◆ GIVEN PROBLEM
Go through the records below line by line, counting those that contain the word "content"; answer with the count only.

◆ SOURCE RECORDS
★ ★ ★ ★ ★ ★ ★

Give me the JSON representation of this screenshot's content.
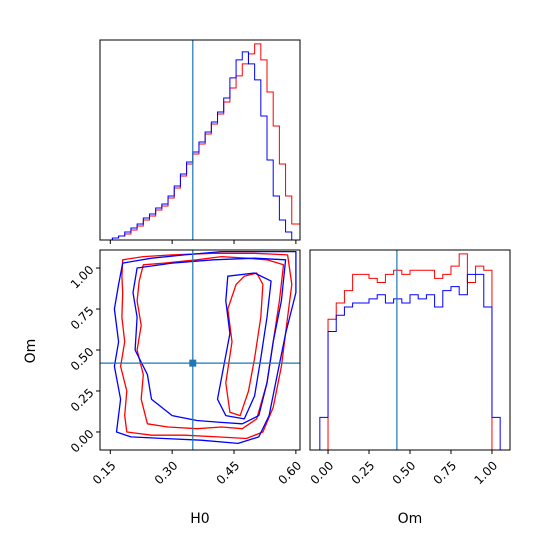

★ ★ ★ ★ ★ ★ ★

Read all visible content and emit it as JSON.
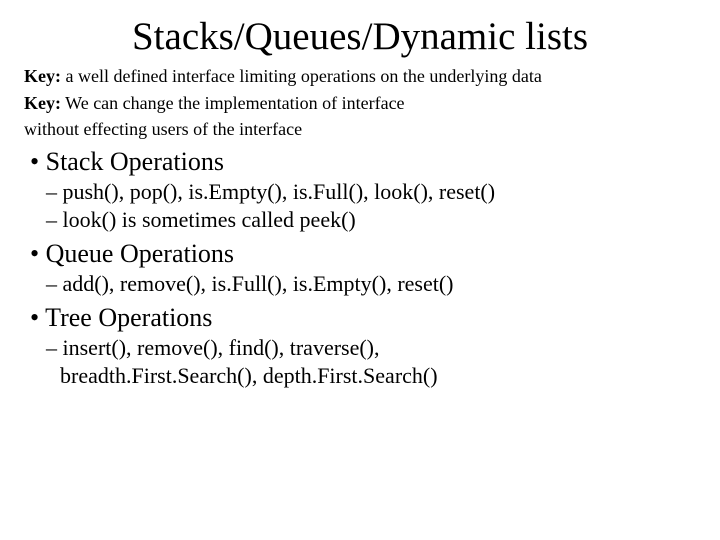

★ ★ ★ ★ ★ ★ ★

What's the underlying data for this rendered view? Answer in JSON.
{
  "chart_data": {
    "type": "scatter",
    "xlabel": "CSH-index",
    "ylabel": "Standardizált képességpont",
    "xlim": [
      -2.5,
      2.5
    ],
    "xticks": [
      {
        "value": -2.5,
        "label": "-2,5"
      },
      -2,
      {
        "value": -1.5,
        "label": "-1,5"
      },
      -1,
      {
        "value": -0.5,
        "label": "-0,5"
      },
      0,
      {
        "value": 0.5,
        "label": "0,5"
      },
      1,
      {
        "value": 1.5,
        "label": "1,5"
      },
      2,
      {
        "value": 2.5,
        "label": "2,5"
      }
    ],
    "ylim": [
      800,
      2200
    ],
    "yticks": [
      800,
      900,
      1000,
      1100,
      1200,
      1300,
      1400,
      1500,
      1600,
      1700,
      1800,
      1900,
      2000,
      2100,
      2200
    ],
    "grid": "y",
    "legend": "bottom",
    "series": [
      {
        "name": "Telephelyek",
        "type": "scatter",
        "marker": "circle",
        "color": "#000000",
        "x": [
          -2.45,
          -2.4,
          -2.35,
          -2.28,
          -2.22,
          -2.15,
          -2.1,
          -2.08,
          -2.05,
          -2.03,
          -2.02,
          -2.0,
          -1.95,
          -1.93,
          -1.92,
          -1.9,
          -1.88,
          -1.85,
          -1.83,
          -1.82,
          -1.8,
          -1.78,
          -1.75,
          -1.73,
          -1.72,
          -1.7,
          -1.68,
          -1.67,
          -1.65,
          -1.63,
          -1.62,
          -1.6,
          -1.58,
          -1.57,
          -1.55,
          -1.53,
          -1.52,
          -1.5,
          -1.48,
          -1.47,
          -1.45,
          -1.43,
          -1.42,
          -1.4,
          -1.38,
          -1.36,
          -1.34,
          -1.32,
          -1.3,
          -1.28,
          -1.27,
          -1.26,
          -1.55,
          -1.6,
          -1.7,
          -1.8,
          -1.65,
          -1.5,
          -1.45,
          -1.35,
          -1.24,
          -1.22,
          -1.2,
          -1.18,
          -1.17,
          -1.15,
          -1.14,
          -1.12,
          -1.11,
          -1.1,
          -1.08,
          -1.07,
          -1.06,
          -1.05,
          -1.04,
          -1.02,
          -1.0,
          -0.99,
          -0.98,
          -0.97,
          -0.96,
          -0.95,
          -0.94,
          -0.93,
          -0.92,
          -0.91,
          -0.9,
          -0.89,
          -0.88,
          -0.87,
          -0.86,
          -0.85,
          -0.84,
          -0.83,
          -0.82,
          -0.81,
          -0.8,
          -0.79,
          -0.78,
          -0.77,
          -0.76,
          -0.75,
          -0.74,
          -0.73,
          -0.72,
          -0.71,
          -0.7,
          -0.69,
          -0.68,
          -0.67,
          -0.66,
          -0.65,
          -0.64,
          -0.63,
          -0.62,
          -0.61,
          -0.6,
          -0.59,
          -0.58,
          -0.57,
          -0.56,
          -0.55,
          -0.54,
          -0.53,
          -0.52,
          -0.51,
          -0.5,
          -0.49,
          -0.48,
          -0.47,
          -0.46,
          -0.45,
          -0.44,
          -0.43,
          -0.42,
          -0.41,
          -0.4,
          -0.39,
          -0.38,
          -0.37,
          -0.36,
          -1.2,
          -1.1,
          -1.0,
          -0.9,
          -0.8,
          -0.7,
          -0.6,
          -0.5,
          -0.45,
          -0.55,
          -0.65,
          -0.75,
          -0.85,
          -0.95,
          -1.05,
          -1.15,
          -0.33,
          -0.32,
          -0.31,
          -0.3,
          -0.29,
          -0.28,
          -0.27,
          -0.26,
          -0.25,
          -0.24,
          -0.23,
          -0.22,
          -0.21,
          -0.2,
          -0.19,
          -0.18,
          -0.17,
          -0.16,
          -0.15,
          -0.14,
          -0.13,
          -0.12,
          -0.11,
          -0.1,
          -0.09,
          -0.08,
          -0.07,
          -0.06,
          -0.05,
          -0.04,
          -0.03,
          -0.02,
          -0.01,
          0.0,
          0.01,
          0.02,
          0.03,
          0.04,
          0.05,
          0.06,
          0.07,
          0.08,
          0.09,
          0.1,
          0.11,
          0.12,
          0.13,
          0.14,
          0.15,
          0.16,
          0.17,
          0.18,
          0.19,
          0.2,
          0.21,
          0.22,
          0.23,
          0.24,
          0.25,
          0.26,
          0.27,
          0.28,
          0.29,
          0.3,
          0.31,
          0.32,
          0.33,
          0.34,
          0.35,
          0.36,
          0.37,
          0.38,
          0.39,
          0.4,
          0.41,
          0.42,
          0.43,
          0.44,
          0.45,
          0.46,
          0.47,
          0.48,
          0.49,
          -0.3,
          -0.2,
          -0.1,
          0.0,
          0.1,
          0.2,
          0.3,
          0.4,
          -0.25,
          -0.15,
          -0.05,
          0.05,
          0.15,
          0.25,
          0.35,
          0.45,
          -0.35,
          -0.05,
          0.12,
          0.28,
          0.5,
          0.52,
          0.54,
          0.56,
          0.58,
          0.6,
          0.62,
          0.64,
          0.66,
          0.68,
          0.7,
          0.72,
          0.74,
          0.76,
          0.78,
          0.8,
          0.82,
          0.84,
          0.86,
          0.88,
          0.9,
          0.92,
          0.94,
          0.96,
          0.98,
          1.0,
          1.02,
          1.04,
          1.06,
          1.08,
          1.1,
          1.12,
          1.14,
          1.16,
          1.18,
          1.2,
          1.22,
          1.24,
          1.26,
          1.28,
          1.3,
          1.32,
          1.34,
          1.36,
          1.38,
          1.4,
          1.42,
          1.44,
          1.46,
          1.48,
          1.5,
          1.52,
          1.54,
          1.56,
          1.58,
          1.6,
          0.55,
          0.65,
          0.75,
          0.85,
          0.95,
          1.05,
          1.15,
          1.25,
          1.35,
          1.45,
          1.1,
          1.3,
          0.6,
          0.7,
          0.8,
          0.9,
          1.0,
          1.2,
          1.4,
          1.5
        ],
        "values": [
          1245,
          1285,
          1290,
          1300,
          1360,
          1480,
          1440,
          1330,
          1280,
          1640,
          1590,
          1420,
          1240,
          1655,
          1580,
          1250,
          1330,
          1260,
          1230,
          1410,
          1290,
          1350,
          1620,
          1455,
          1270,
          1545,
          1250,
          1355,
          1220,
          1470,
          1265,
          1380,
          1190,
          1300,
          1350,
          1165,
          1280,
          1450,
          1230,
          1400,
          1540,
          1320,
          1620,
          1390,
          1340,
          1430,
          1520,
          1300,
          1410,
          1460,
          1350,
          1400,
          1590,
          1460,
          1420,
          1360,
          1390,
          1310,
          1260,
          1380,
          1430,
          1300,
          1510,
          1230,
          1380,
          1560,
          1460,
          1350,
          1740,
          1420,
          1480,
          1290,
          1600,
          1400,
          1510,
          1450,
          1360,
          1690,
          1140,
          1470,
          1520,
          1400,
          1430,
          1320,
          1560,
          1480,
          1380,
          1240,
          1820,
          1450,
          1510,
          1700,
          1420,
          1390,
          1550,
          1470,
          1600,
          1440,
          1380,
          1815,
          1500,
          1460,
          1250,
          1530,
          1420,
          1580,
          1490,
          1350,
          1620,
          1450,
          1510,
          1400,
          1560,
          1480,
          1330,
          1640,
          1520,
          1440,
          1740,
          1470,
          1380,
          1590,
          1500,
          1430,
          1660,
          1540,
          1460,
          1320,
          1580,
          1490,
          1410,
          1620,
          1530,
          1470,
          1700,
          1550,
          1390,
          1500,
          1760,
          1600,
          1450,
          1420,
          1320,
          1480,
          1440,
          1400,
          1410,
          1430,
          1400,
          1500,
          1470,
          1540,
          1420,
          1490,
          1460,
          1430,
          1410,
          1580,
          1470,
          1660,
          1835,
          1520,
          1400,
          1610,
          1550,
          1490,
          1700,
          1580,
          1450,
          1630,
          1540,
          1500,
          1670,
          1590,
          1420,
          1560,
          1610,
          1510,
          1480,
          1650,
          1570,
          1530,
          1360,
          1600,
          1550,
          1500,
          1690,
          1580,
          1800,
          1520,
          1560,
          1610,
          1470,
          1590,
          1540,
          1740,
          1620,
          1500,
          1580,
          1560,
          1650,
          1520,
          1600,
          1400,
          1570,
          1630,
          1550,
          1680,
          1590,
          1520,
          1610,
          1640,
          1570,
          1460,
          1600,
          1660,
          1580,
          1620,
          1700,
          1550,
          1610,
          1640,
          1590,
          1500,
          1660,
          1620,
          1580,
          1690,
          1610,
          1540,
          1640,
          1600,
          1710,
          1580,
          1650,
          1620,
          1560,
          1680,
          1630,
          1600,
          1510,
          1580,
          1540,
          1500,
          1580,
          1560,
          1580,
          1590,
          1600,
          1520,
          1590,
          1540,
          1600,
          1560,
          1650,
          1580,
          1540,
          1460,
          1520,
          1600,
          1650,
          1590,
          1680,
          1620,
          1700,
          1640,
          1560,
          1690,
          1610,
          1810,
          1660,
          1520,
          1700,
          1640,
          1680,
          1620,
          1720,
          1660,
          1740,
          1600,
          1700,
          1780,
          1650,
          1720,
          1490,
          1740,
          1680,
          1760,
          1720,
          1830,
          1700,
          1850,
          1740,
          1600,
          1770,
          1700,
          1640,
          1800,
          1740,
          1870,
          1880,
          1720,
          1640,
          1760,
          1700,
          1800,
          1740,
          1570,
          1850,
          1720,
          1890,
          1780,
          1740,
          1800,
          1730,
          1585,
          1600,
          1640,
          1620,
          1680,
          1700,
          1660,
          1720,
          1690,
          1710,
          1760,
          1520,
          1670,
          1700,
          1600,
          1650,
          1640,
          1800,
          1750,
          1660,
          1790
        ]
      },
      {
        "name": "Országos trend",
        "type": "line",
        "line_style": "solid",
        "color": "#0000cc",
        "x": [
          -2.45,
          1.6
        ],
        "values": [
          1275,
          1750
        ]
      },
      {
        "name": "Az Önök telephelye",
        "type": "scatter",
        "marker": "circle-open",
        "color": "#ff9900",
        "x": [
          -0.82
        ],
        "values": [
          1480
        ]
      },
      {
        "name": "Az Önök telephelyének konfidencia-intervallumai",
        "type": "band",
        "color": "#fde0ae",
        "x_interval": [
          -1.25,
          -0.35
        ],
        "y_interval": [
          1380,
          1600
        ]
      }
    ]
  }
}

★ ★ ★ ★ ★ ★ ★

◆ TASK SOLUTION
2